▸ WHAT THE TASK REQUIRES:
Your task is to output the entries below word for word.

####

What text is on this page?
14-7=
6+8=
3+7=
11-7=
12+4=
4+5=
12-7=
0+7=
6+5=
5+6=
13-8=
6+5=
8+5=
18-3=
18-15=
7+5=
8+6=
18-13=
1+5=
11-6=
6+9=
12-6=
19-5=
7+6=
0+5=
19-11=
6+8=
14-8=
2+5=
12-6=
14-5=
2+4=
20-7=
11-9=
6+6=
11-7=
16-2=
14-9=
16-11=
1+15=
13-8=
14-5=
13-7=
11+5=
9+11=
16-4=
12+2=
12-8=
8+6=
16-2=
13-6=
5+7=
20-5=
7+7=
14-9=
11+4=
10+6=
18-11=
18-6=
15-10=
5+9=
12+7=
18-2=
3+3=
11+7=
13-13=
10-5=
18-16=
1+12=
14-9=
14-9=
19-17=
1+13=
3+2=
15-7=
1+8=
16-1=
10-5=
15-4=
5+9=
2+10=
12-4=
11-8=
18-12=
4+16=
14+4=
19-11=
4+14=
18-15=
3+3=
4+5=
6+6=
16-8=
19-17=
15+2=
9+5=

####

▸ RESPONSE BELOW:
What text is on this page?
14-7=
6+8=
3+7=
11-7=
12+4=
4+5=
12-7=
0+7=
6+5=
5+6=
13-8=
6+5=
8+5=
18-3=
18-15=
7+5=
8+6=
18-13=
1+5=
11-6=
6+9=
12-6=
19-5=
7+6=
0+5=
19-11=
6+8=
14-8=
2+5=
12-6=
14-5=
2+4=
20-7=
11-9=
6+6=
11-7=
16-2=
14-9=
16-11=
1+15=
13-8=
14-5=
13-7=
11+5=
9+11=
16-4=
12+2=
12-8=
8+6=
16-2=
13-6=
5+7=
20-5=
7+7=
14-9=
11+4=
10+6=
18-11=
18-6=
15-10=
5+9=
12+7=
18-2=
3+3=
11+7=
13-13=
10-5=
18-16=
1+12=
14-9=
14-9=
19-17=
1+13=
3+2=
15-7=
1+8=
16-1=
10-5=
15-4=
5+9=
2+10=
12-4=
11-8=
18-12=
4+16=
14+4=
19-11=
4+14=
18-15=
3+3=
4+5=
6+6=
16-8=
19-17=
15+2=
9+5=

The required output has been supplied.